━━━━━ PROVIDED INFORMATION

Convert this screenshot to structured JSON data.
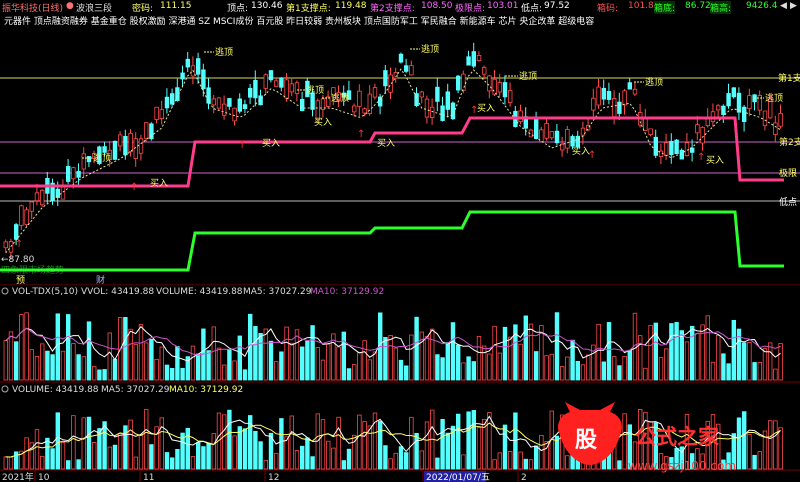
{
  "header": {
    "title": "振华科技(日线)",
    "indicator": "波浪三段",
    "secret_label": "密码:",
    "secret_value": "111.15",
    "top_label": "顶点:",
    "top_value": "130.46",
    "support1_label": "第1支撑点:",
    "support1_value": "119.48",
    "support2_label": "第2支撑点:",
    "support2_value": "108.50",
    "limit_label": "极限点:",
    "limit_value": "103.01",
    "low_label": "低点:",
    "low_value": "97.52",
    "box_code_label": "箱码:",
    "box_code_value": "101.81",
    "box_bottom_label": "箱底:",
    "box_bottom_value": "86.72",
    "box_top_label": "箱高:",
    "box_top_value": "9426.4"
  },
  "tickers": "元器件 顶点融资融券 基金重仓 股权激励 深港通 SZ MSCI成份 百元股 昨日较弱 贵州板块 顶点国防军工 军民融合 新能源车 芯片 央企改革 超级电容",
  "chart": {
    "right_labels": [
      "第1支",
      "第2支",
      "极限",
      "低点"
    ],
    "signal_top": "逃顶",
    "signal_buy": "买入",
    "low_price": "87.80",
    "low_arrow": "←87.80",
    "marker_red": "预",
    "marker_finance": "财",
    "bottom_text": "四象限市场趋势",
    "colors": {
      "up": "#ff4a4a",
      "down": "#54ffff",
      "support": "#ff3c8c",
      "green": "#2cff2c",
      "yellow": "#ffff55"
    }
  },
  "volume_panel1": {
    "label": "VOL-TDX(5,10)",
    "vvol": "VVOL: 43419.88",
    "volume": "VOLUME: 43419.88",
    "ma5": "MA5: 37027.29",
    "ma10": "MA10: 37129.92"
  },
  "volume_panel2": {
    "volume": "VOLUME: 43419.88",
    "ma5": "MA5: 37027.29",
    "ma10": "MA10: 37129.92"
  },
  "xaxis": {
    "year": "2021年",
    "m10": "10",
    "m11": "11",
    "m12": "12",
    "date": "2022/01/07/五",
    "m2": "2"
  },
  "watermark": {
    "logo_char": "股",
    "title": "公式之家",
    "url": "www.gszj100.com"
  }
}
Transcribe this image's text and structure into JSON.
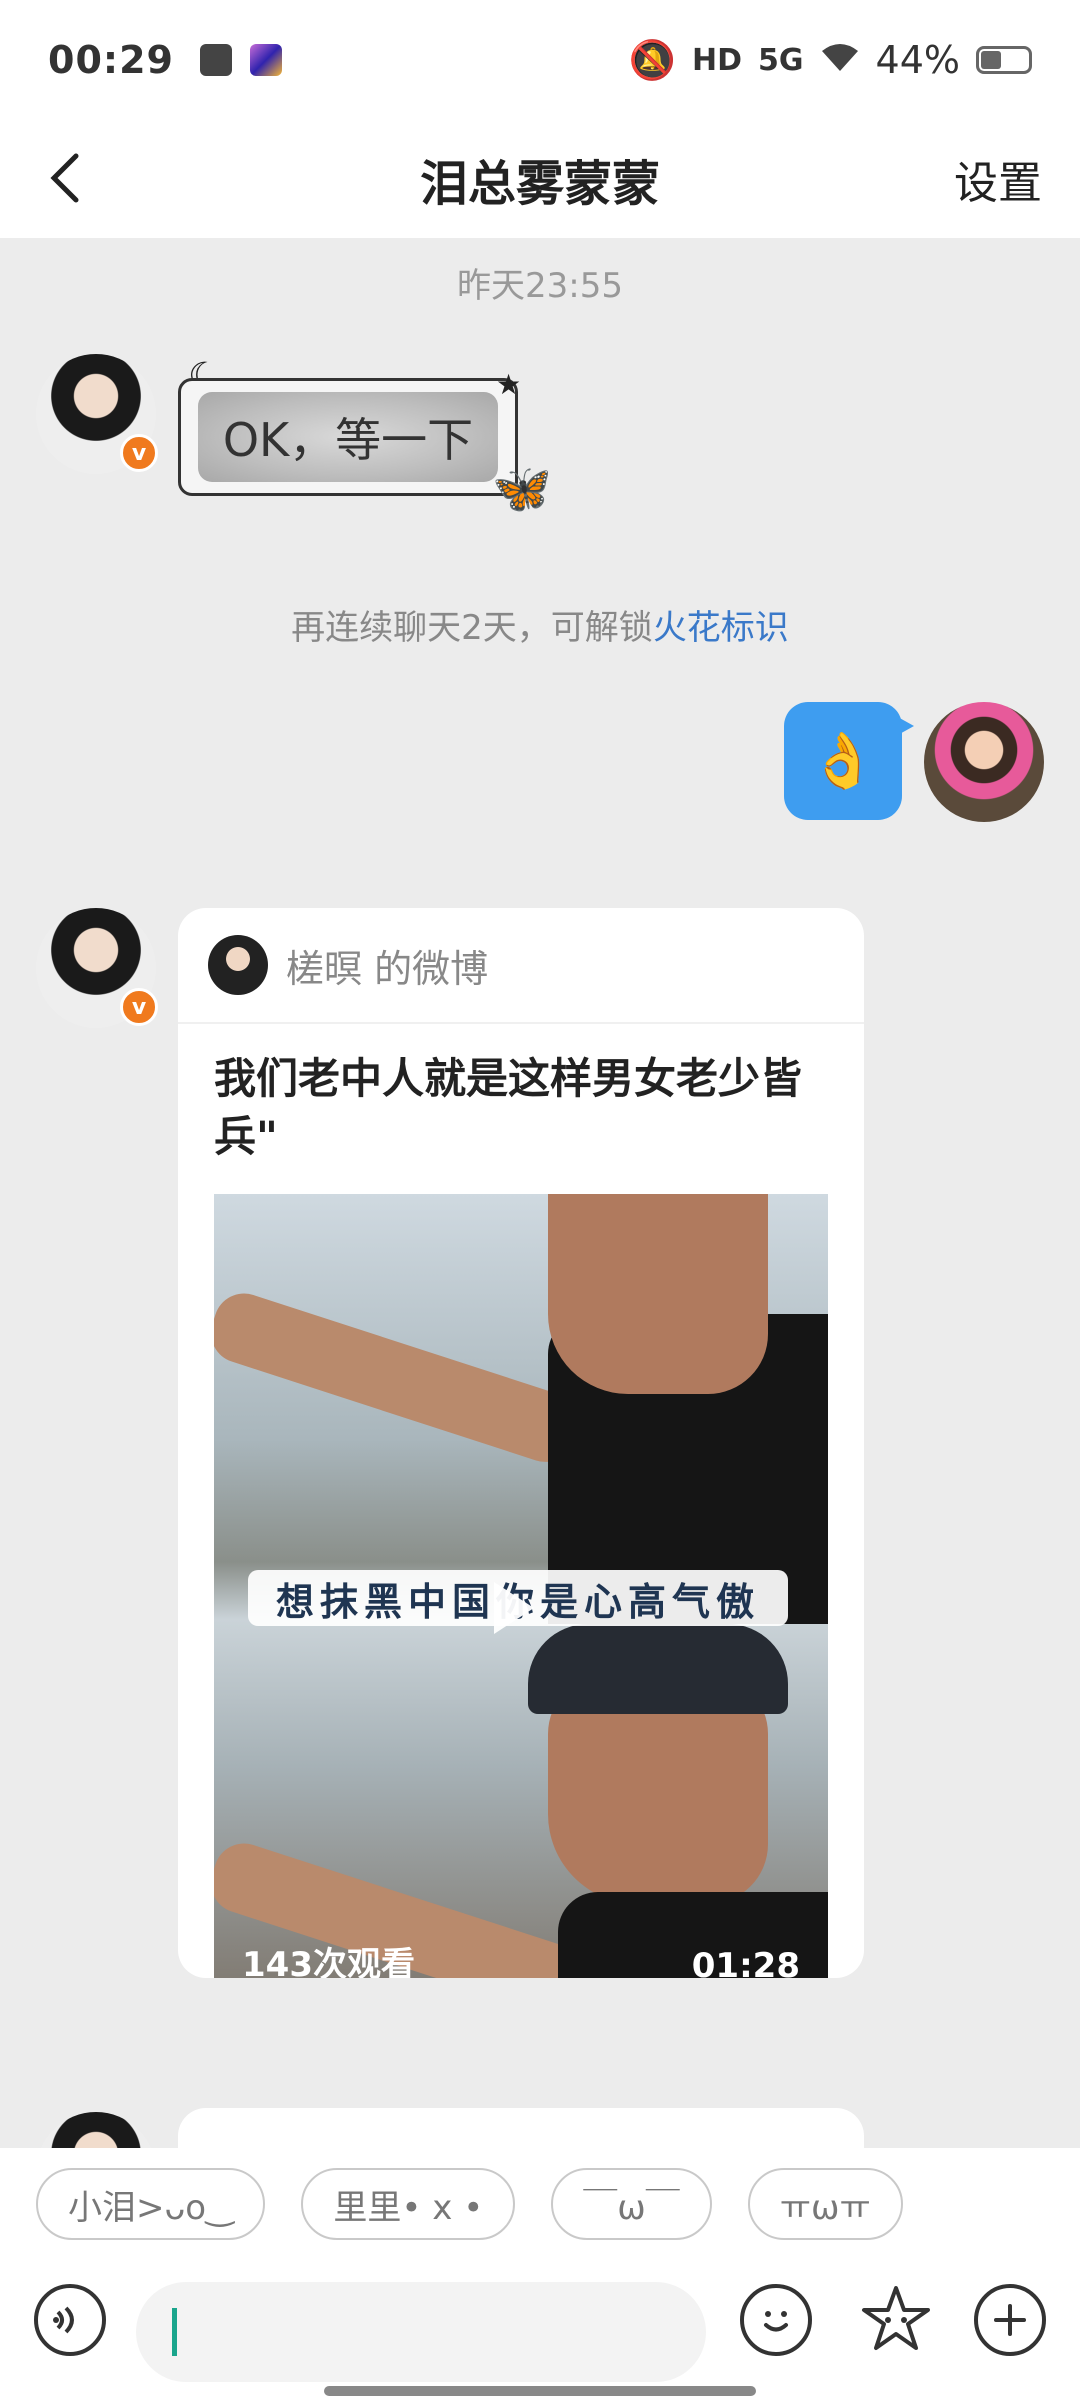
{
  "status_bar": {
    "time": "00:29",
    "network": "5G",
    "hd": "HD",
    "battery": "44%",
    "battery_level": 0.44,
    "icons": [
      "mail-icon",
      "app-icon",
      "bell-muted-icon",
      "hd-icon",
      "signal-icon",
      "wifi-icon",
      "battery-icon"
    ]
  },
  "header": {
    "title": "泪总雾蒙蒙",
    "settings_label": "设置"
  },
  "chat": {
    "timestamp": "昨天23:55",
    "sticker_text": "OK，等一下",
    "hint_prefix": "再连续聊天2天，可解锁",
    "hint_link": "火花标识",
    "my_message_emoji": "👌",
    "card": {
      "source": "槎暝 的微博",
      "text": "我们老中人就是这样男女老少皆兵\"",
      "video_caption": "想抹黑中国你是心高气傲",
      "views": "143次观看",
      "duration": "01:28"
    }
  },
  "quick_replies": [
    "小泪>ᴗo‿",
    "里里• x •",
    "￣ω￣",
    "ㅠωㅠ"
  ],
  "input": {
    "placeholder": ""
  },
  "colors": {
    "accent": "#3e9df0",
    "link": "#3a79c9",
    "badge": "#f07a1e"
  }
}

━━━━━━━━━━

• WHAT YOU SHOULD DO
Exclude the pictures and repeat every other part of the records word for word.

• RESULT
Convert this screenshot to structured JSON data.
{
  "header": {
    "title": "振华科技(日线)",
    "indicator": "波浪三段",
    "secret_label": "密码:",
    "secret_value": "111.15",
    "top_label": "顶点:",
    "top_value": "130.46",
    "support1_label": "第1支撑点:",
    "support1_value": "119.48",
    "support2_label": "第2支撑点:",
    "support2_value": "108.50",
    "limit_label": "极限点:",
    "limit_value": "103.01",
    "low_label": "低点:",
    "low_value": "97.52",
    "box_code_label": "箱码:",
    "box_code_value": "101.81",
    "box_bottom_label": "箱底:",
    "box_bottom_value": "86.72",
    "box_top_label": "箱高:",
    "box_top_value": "9426.4"
  },
  "tickers": "元器件 顶点融资融券 基金重仓 股权激励 深港通 SZ MSCI成份 百元股 昨日较弱 贵州板块 顶点国防军工 军民融合 新能源车 芯片 央企改革 超级电容",
  "chart": {
    "right_labels": [
      "第1支",
      "第2支",
      "极限",
      "低点"
    ],
    "signal_top": "逃顶",
    "signal_buy": "买入",
    "low_price": "87.80",
    "low_arrow": "←87.80",
    "marker_red": "预",
    "marker_finance": "财",
    "bottom_text": "四象限市场趋势",
    "colors": {
      "up": "#ff4a4a",
      "down": "#54ffff",
      "support": "#ff3c8c",
      "green": "#2cff2c",
      "yellow": "#ffff55"
    }
  },
  "volume_panel1": {
    "label": "VOL-TDX(5,10)",
    "vvol": "VVOL: 43419.88",
    "volume": "VOLUME: 43419.88",
    "ma5": "MA5: 37027.29",
    "ma10": "MA10: 37129.92"
  },
  "volume_panel2": {
    "volume": "VOLUME: 43419.88",
    "ma5": "MA5: 37027.29",
    "ma10": "MA10: 37129.92"
  },
  "xaxis": {
    "year": "2021年",
    "m10": "10",
    "m11": "11",
    "m12": "12",
    "date": "2022/01/07/五",
    "m2": "2"
  },
  "watermark": {
    "logo_char": "股",
    "title": "公式之家",
    "url": "www.gszj100.com"
  }
}
Transcribe this image's text and structure into JSON.
{
  "status_bar": {
    "time": "00:29",
    "network": "5G",
    "hd": "HD",
    "battery": "44%",
    "battery_level": 0.44,
    "icons": [
      "mail-icon",
      "app-icon",
      "bell-muted-icon",
      "hd-icon",
      "signal-icon",
      "wifi-icon",
      "battery-icon"
    ]
  },
  "header": {
    "title": "泪总雾蒙蒙",
    "settings_label": "设置"
  },
  "chat": {
    "timestamp": "昨天23:55",
    "sticker_text": "OK，等一下",
    "hint_prefix": "再连续聊天2天，可解锁",
    "hint_link": "火花标识",
    "my_message_emoji": "👌",
    "card": {
      "source": "槎暝 的微博",
      "text": "我们老中人就是这样男女老少皆兵\"",
      "video_caption": "想抹黑中国你是心高气傲",
      "views": "143次观看",
      "duration": "01:28"
    }
  },
  "quick_replies": [
    "小泪>ᴗo‿",
    "里里• x •",
    "￣ω￣",
    "ㅠωㅠ"
  ],
  "input": {
    "placeholder": ""
  },
  "colors": {
    "accent": "#3e9df0",
    "link": "#3a79c9",
    "badge": "#f07a1e"
  }
}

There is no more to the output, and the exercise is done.